# [WHAT YOU WILL DO]
Your task is to gather the lines below that hold the string "İNDEKS".

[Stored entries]
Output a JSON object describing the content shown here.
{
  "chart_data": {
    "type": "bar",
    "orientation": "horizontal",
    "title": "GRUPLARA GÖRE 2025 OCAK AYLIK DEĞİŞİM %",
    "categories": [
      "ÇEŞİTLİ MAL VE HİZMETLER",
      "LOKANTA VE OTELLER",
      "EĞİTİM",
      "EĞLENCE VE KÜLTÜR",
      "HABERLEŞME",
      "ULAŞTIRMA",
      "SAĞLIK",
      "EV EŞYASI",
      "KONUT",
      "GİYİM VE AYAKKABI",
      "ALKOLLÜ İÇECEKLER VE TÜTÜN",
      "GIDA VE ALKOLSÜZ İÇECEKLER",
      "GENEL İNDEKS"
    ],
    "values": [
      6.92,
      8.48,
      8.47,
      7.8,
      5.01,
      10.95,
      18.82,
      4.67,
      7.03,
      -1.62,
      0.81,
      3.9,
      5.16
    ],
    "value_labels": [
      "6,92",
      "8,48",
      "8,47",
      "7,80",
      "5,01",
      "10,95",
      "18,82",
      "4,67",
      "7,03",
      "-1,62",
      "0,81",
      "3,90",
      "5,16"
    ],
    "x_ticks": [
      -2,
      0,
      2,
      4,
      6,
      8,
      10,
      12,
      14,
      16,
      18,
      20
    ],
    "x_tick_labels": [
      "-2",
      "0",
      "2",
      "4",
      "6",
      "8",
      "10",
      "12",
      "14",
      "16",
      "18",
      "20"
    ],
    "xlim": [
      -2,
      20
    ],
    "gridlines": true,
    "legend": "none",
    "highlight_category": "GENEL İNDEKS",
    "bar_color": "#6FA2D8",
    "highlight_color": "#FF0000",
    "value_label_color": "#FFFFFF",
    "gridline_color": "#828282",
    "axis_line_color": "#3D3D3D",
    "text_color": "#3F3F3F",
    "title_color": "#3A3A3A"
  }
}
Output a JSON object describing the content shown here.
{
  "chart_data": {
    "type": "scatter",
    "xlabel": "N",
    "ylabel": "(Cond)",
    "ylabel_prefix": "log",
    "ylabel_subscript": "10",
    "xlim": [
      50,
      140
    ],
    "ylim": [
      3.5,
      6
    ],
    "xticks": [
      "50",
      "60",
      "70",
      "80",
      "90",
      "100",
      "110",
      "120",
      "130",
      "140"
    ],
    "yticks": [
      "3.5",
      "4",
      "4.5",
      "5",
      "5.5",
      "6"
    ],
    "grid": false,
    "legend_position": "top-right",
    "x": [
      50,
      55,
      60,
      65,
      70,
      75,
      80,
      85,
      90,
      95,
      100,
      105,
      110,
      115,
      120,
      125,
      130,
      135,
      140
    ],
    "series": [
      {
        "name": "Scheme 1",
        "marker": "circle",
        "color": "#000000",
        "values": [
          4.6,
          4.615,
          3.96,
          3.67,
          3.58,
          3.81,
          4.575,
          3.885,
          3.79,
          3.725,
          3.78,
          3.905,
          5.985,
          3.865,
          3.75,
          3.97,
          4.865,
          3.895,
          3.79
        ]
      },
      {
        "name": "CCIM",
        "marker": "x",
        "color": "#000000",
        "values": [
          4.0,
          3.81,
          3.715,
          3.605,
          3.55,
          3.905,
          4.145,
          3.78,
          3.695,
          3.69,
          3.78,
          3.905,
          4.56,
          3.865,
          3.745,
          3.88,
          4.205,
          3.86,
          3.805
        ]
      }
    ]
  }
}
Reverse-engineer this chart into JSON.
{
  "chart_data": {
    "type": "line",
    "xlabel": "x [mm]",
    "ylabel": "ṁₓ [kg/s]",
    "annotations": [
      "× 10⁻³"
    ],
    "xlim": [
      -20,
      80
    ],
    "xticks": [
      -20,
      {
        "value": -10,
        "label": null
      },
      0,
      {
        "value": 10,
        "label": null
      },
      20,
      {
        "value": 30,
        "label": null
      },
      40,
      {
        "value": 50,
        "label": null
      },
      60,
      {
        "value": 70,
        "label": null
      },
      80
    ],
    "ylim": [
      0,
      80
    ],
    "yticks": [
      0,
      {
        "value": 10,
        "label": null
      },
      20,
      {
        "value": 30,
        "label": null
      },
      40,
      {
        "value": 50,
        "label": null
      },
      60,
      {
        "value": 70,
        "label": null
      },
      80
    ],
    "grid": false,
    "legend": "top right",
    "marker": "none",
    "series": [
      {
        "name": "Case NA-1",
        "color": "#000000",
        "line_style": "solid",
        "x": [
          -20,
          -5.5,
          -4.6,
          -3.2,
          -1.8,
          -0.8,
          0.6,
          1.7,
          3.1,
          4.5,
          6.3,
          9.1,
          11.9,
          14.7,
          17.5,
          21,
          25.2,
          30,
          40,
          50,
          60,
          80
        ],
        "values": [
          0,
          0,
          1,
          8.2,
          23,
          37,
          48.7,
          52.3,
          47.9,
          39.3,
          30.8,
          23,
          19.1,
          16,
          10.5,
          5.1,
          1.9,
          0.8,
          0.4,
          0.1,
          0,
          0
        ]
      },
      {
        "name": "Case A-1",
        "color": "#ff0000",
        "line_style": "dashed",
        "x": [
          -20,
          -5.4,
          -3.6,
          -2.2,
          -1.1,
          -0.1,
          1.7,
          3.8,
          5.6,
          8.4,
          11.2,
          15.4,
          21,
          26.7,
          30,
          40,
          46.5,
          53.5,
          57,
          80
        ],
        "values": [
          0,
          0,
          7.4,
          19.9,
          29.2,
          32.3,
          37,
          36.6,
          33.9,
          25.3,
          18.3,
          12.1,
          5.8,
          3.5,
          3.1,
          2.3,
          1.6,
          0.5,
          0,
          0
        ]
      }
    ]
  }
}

# [RESPONSE FOR THIS EXERCISE]
      "GENEL İNDEKS"
    "highlight_category": "GENEL İNDEKS",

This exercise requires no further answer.